Stored data
::::::

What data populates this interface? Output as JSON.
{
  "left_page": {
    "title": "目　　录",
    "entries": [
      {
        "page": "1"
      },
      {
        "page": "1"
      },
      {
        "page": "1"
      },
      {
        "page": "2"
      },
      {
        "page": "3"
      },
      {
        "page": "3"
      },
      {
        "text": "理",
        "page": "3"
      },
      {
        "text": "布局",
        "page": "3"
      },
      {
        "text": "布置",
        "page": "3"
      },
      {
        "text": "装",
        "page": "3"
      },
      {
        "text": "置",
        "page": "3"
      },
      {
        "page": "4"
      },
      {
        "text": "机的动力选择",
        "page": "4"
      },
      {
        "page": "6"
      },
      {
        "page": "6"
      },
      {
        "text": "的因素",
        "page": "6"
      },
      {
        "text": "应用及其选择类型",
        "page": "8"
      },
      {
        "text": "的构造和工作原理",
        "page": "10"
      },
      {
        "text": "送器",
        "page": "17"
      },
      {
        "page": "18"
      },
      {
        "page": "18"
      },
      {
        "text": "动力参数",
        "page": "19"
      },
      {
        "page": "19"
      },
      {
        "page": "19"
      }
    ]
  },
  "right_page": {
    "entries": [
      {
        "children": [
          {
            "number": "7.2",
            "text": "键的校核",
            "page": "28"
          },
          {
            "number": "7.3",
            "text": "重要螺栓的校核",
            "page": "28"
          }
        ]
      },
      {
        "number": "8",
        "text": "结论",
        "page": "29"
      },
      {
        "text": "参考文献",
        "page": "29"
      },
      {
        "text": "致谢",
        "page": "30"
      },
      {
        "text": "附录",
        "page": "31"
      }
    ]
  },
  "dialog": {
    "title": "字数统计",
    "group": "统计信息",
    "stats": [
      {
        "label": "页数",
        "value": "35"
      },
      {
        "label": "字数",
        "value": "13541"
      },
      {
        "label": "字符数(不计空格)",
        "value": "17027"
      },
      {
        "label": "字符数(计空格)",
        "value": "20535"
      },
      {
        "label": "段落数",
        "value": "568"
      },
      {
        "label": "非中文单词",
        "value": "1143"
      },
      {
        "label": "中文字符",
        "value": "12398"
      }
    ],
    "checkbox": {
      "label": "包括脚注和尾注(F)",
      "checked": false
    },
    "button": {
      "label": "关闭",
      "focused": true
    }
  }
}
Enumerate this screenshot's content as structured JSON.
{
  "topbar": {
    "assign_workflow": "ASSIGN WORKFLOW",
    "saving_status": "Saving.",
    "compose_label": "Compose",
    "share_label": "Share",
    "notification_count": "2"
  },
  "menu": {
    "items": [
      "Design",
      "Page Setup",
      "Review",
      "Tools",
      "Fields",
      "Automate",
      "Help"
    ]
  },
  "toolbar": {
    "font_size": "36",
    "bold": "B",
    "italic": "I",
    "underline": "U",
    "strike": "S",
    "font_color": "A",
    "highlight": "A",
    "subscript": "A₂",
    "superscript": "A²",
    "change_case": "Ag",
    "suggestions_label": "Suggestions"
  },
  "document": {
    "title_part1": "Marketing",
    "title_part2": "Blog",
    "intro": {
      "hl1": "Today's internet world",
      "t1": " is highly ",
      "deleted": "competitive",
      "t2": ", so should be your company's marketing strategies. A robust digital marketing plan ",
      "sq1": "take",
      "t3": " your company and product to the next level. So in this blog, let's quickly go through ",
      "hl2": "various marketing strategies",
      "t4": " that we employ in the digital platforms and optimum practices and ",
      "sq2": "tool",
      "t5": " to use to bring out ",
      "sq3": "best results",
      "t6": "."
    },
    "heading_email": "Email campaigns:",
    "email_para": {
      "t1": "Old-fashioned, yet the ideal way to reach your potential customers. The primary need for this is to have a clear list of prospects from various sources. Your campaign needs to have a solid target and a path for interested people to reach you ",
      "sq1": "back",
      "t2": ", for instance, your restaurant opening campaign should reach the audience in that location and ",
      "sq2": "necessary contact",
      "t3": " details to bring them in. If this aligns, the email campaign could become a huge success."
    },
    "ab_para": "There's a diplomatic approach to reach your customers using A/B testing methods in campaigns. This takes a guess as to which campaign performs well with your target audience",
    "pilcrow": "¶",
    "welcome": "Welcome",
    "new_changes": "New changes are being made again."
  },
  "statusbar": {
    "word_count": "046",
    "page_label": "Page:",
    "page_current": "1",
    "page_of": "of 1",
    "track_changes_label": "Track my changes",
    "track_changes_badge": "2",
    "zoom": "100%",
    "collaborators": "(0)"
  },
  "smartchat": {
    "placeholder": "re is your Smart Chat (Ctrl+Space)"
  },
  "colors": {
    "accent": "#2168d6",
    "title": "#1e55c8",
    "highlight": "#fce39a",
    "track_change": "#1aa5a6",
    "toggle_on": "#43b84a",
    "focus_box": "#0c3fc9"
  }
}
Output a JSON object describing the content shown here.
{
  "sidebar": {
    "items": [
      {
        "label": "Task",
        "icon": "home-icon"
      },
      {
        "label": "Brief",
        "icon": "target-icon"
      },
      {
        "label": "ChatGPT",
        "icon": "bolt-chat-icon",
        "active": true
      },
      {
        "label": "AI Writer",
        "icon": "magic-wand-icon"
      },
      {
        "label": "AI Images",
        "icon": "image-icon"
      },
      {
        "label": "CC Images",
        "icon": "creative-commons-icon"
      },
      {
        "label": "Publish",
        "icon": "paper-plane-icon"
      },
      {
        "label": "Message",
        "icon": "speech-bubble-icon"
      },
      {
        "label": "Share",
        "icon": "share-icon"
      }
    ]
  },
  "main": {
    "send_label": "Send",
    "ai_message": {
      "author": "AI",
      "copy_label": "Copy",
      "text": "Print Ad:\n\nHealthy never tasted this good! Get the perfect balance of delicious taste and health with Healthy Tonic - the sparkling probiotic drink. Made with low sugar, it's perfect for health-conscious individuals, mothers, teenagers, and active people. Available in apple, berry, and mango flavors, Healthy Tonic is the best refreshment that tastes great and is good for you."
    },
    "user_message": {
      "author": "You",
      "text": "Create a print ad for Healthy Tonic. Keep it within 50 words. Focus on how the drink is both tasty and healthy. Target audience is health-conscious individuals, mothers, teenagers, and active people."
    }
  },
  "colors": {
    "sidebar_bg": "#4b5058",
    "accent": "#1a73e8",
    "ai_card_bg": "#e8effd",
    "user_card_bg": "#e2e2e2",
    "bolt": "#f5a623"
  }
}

::::::

Make an exact copy of the data above.

What data populates this interface? Output as JSON.
{
  "left_page": {
    "title": "目　　录",
    "entries": [
      {
        "page": "1"
      },
      {
        "page": "1"
      },
      {
        "page": "1"
      },
      {
        "page": "2"
      },
      {
        "page": "3"
      },
      {
        "page": "3"
      },
      {
        "text": "理",
        "page": "3"
      },
      {
        "text": "布局",
        "page": "3"
      },
      {
        "text": "布置",
        "page": "3"
      },
      {
        "text": "装",
        "page": "3"
      },
      {
        "text": "置",
        "page": "3"
      },
      {
        "page": "4"
      },
      {
        "text": "机的动力选择",
        "page": "4"
      },
      {
        "page": "6"
      },
      {
        "page": "6"
      },
      {
        "text": "的因素",
        "page": "6"
      },
      {
        "text": "应用及其选择类型",
        "page": "8"
      },
      {
        "text": "的构造和工作原理",
        "page": "10"
      },
      {
        "text": "送器",
        "page": "17"
      },
      {
        "page": "18"
      },
      {
        "page": "18"
      },
      {
        "text": "动力参数",
        "page": "19"
      },
      {
        "page": "19"
      },
      {
        "page": "19"
      }
    ]
  },
  "right_page": {
    "entries": [
      {
        "children": [
          {
            "number": "7.2",
            "text": "键的校核",
            "page": "28"
          },
          {
            "number": "7.3",
            "text": "重要螺栓的校核",
            "page": "28"
          }
        ]
      },
      {
        "number": "8",
        "text": "结论",
        "page": "29"
      },
      {
        "text": "参考文献",
        "page": "29"
      },
      {
        "text": "致谢",
        "page": "30"
      },
      {
        "text": "附录",
        "page": "31"
      }
    ]
  },
  "dialog": {
    "title": "字数统计",
    "group": "统计信息",
    "stats": [
      {
        "label": "页数",
        "value": "35"
      },
      {
        "label": "字数",
        "value": "13541"
      },
      {
        "label": "字符数(不计空格)",
        "value": "17027"
      },
      {
        "label": "字符数(计空格)",
        "value": "20535"
      },
      {
        "label": "段落数",
        "value": "568"
      },
      {
        "label": "非中文单词",
        "value": "1143"
      },
      {
        "label": "中文字符",
        "value": "12398"
      }
    ],
    "checkbox": {
      "label": "包括脚注和尾注(F)",
      "checked": false
    },
    "button": {
      "label": "关闭",
      "focused": true
    }
  }
}
Enumerate this screenshot's content as structured JSON.
{
  "topbar": {
    "assign_workflow": "ASSIGN WORKFLOW",
    "saving_status": "Saving.",
    "compose_label": "Compose",
    "share_label": "Share",
    "notification_count": "2"
  },
  "menu": {
    "items": [
      "Design",
      "Page Setup",
      "Review",
      "Tools",
      "Fields",
      "Automate",
      "Help"
    ]
  },
  "toolbar": {
    "font_size": "36",
    "bold": "B",
    "italic": "I",
    "underline": "U",
    "strike": "S",
    "font_color": "A",
    "highlight": "A",
    "subscript": "A₂",
    "superscript": "A²",
    "change_case": "Ag",
    "suggestions_label": "Suggestions"
  },
  "document": {
    "title_part1": "Marketing",
    "title_part2": "Blog",
    "intro": {
      "hl1": "Today's internet world",
      "t1": " is highly ",
      "deleted": "competitive",
      "t2": ", so should be your company's marketing strategies. A robust digital marketing plan ",
      "sq1": "take",
      "t3": " your company and product to the next level. So in this blog, let's quickly go through ",
      "hl2": "various marketing strategies",
      "t4": " that we employ in the digital platforms and optimum practices and ",
      "sq2": "tool",
      "t5": " to use to bring out ",
      "sq3": "best results",
      "t6": "."
    },
    "heading_email": "Email campaigns:",
    "email_para": {
      "t1": "Old-fashioned, yet the ideal way to reach your potential customers. The primary need for this is to have a clear list of prospects from various sources. Your campaign needs to have a solid target and a path for interested people to reach you ",
      "sq1": "back",
      "t2": ", for instance, your restaurant opening campaign should reach the audience in that location and ",
      "sq2": "necessary contact",
      "t3": " details to bring them in. If this aligns, the email campaign could become a huge success."
    },
    "ab_para": "There's a diplomatic approach to reach your customers using A/B testing methods in campaigns. This takes a guess as to which campaign performs well with your target audience",
    "pilcrow": "¶",
    "welcome": "Welcome",
    "new_changes": "New changes are being made again."
  },
  "statusbar": {
    "word_count": "046",
    "page_label": "Page:",
    "page_current": "1",
    "page_of": "of 1",
    "track_changes_label": "Track my changes",
    "track_changes_badge": "2",
    "zoom": "100%",
    "collaborators": "(0)"
  },
  "smartchat": {
    "placeholder": "re is your Smart Chat (Ctrl+Space)"
  },
  "colors": {
    "accent": "#2168d6",
    "title": "#1e55c8",
    "highlight": "#fce39a",
    "track_change": "#1aa5a6",
    "toggle_on": "#43b84a",
    "focus_box": "#0c3fc9"
  }
}
Output a JSON object describing the content shown here.
{
  "sidebar": {
    "items": [
      {
        "label": "Task",
        "icon": "home-icon"
      },
      {
        "label": "Brief",
        "icon": "target-icon"
      },
      {
        "label": "ChatGPT",
        "icon": "bolt-chat-icon",
        "active": true
      },
      {
        "label": "AI Writer",
        "icon": "magic-wand-icon"
      },
      {
        "label": "AI Images",
        "icon": "image-icon"
      },
      {
        "label": "CC Images",
        "icon": "creative-commons-icon"
      },
      {
        "label": "Publish",
        "icon": "paper-plane-icon"
      },
      {
        "label": "Message",
        "icon": "speech-bubble-icon"
      },
      {
        "label": "Share",
        "icon": "share-icon"
      }
    ]
  },
  "main": {
    "send_label": "Send",
    "ai_message": {
      "author": "AI",
      "copy_label": "Copy",
      "text": "Print Ad:\n\nHealthy never tasted this good! Get the perfect balance of delicious taste and health with Healthy Tonic - the sparkling probiotic drink. Made with low sugar, it's perfect for health-conscious individuals, mothers, teenagers, and active people. Available in apple, berry, and mango flavors, Healthy Tonic is the best refreshment that tastes great and is good for you."
    },
    "user_message": {
      "author": "You",
      "text": "Create a print ad for Healthy Tonic. Keep it within 50 words. Focus on how the drink is both tasty and healthy. Target audience is health-conscious individuals, mothers, teenagers, and active people."
    }
  },
  "colors": {
    "sidebar_bg": "#4b5058",
    "accent": "#1a73e8",
    "ai_card_bg": "#e8effd",
    "user_card_bg": "#e2e2e2",
    "bolt": "#f5a623"
  }
}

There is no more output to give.